### [Data lines]
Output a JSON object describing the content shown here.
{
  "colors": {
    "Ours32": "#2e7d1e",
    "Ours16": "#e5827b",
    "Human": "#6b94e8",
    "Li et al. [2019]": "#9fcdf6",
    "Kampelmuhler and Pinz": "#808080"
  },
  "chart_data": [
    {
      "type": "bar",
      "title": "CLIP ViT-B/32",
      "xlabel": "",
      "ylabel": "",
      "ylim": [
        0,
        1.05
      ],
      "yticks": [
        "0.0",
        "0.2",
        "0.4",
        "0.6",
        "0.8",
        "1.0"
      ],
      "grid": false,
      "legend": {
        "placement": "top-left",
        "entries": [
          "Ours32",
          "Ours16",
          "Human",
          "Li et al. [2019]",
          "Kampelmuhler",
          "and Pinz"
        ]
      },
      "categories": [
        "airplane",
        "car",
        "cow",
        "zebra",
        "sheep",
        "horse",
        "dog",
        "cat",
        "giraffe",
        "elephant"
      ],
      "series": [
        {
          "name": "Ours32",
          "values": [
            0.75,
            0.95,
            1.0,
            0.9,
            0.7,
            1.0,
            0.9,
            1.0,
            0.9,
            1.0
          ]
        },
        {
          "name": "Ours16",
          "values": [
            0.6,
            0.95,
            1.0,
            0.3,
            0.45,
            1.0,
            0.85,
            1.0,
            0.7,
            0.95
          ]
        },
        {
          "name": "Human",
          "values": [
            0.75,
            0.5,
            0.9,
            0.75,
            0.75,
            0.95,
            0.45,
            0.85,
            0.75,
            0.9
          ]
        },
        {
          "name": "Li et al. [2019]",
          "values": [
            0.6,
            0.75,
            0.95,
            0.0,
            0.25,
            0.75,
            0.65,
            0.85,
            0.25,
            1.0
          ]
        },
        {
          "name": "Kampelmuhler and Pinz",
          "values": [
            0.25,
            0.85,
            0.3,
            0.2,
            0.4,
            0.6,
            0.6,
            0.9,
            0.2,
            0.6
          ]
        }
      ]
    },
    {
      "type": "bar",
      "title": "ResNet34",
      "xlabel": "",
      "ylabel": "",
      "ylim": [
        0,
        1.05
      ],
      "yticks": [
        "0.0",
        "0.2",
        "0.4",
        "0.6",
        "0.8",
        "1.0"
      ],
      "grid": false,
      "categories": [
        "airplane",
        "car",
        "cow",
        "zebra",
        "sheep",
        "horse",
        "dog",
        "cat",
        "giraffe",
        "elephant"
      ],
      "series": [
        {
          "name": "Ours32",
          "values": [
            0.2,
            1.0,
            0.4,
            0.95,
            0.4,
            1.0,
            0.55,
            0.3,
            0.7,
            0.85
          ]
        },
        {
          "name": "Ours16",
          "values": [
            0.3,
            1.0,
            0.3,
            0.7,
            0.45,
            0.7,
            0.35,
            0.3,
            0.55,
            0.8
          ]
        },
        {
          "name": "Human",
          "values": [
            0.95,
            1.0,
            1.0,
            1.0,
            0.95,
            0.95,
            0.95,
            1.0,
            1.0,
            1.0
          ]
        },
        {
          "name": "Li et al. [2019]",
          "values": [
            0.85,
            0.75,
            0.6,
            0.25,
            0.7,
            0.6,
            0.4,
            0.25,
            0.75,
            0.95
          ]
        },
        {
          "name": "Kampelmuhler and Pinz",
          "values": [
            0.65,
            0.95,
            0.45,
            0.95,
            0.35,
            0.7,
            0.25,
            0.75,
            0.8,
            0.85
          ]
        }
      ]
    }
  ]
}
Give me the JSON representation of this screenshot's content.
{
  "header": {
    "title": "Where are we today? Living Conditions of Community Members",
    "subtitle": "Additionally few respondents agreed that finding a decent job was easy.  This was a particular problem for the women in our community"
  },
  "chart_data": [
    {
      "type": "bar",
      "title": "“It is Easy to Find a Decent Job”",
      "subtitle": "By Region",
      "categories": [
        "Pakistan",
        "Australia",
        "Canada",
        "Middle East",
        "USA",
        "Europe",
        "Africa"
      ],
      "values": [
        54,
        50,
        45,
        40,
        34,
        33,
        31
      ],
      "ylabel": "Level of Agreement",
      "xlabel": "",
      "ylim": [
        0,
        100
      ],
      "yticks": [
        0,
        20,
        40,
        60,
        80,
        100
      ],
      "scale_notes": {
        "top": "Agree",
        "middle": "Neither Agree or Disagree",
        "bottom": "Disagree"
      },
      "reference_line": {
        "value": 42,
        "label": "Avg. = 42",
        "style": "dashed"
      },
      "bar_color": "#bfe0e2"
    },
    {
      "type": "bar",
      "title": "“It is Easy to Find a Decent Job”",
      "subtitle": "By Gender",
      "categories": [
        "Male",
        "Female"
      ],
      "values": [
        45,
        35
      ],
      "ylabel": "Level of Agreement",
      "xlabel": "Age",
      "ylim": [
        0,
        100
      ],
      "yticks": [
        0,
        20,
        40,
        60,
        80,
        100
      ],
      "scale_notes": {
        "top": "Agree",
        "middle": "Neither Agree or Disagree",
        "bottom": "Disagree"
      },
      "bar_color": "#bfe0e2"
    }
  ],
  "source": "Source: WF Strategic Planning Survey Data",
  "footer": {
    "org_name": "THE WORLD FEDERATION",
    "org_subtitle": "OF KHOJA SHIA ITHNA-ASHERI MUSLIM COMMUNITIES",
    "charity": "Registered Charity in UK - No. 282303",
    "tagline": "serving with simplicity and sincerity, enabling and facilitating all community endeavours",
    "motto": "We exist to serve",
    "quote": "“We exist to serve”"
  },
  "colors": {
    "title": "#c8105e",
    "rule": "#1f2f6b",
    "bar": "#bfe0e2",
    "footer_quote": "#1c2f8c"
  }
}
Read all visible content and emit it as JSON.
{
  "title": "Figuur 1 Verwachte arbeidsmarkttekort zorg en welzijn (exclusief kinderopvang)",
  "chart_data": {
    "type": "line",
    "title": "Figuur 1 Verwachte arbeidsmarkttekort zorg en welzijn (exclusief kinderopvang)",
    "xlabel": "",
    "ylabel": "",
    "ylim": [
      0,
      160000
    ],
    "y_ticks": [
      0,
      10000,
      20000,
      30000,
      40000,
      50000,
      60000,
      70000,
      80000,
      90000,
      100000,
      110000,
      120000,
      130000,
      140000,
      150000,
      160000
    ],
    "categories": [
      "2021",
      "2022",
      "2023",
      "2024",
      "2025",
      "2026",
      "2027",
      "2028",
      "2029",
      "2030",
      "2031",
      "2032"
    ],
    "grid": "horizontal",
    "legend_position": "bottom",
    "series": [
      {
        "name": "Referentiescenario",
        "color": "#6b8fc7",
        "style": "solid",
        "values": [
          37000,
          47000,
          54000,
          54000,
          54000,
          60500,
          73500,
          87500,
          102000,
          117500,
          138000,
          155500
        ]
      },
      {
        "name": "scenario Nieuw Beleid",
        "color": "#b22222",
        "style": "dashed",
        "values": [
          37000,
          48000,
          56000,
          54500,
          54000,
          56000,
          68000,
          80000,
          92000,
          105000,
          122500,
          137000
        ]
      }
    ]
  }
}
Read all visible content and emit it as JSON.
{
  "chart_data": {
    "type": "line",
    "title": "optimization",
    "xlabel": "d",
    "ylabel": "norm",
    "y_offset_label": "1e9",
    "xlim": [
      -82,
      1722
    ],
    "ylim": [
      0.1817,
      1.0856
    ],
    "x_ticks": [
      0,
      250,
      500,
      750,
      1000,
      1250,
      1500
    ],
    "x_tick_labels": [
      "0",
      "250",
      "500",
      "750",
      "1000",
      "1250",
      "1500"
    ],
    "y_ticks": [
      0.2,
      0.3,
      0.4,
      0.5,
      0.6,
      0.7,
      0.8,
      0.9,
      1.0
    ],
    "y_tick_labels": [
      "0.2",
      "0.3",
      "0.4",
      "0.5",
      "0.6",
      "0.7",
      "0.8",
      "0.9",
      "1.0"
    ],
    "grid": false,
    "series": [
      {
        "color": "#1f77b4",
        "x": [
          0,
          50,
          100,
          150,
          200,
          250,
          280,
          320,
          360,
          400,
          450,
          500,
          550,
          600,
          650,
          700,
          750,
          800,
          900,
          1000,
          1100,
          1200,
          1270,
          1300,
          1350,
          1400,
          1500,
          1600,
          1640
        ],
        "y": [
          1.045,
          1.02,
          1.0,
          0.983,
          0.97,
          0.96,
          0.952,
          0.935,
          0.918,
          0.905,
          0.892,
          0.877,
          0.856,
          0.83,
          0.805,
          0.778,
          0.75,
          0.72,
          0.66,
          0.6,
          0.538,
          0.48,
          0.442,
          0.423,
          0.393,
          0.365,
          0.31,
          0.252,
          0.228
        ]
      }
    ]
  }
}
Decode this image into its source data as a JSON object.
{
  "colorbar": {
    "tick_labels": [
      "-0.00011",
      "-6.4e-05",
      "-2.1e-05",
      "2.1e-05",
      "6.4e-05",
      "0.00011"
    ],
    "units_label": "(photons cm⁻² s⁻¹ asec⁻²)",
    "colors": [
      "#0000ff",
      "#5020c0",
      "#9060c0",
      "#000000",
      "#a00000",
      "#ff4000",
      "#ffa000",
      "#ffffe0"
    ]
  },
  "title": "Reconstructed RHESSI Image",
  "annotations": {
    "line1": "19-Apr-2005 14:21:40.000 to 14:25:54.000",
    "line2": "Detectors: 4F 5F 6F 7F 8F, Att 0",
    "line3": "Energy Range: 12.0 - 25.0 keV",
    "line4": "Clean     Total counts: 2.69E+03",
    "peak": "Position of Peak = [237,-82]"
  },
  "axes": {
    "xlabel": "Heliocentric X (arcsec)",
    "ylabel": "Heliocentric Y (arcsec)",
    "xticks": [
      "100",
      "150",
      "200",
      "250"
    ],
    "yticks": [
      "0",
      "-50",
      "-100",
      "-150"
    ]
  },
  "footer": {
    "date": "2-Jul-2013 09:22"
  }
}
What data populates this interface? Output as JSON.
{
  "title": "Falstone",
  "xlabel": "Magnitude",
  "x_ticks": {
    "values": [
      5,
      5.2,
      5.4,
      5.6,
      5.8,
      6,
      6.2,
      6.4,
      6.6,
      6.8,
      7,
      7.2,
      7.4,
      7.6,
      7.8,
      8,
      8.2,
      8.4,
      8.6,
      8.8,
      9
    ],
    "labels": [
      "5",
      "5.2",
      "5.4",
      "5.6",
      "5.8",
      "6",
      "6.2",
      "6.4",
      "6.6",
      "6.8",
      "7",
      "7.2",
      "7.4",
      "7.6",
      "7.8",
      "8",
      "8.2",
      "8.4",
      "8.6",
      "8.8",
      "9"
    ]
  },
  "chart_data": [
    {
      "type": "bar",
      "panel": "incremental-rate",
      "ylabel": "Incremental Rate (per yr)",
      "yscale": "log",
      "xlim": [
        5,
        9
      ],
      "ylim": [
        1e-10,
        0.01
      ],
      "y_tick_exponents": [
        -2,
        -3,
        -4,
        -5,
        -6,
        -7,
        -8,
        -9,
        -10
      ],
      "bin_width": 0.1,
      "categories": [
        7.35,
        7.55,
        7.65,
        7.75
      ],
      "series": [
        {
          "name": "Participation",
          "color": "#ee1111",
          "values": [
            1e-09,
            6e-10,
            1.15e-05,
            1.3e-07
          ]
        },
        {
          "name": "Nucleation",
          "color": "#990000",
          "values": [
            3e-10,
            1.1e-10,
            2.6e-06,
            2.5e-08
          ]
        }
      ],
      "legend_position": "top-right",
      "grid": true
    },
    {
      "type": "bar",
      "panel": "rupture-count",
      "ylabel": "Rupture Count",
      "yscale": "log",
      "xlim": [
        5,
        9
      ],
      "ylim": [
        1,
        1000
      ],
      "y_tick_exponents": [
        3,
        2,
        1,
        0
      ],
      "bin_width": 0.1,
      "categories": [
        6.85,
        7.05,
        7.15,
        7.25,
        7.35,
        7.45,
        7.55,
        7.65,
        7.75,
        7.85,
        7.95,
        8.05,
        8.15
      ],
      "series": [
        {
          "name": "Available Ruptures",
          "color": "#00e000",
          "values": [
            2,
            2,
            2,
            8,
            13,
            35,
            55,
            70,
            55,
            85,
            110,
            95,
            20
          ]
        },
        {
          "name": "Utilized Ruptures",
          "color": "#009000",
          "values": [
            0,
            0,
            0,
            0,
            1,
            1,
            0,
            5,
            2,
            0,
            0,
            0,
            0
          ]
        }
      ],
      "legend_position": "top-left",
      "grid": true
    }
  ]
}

### [Directive]
Search the records for the word "Heliocentric" and copy every line where it occurs.

### [Full response]
    "xlabel": "Heliocentric X (arcsec)",
    "ylabel": "Heliocentric Y (arcsec)",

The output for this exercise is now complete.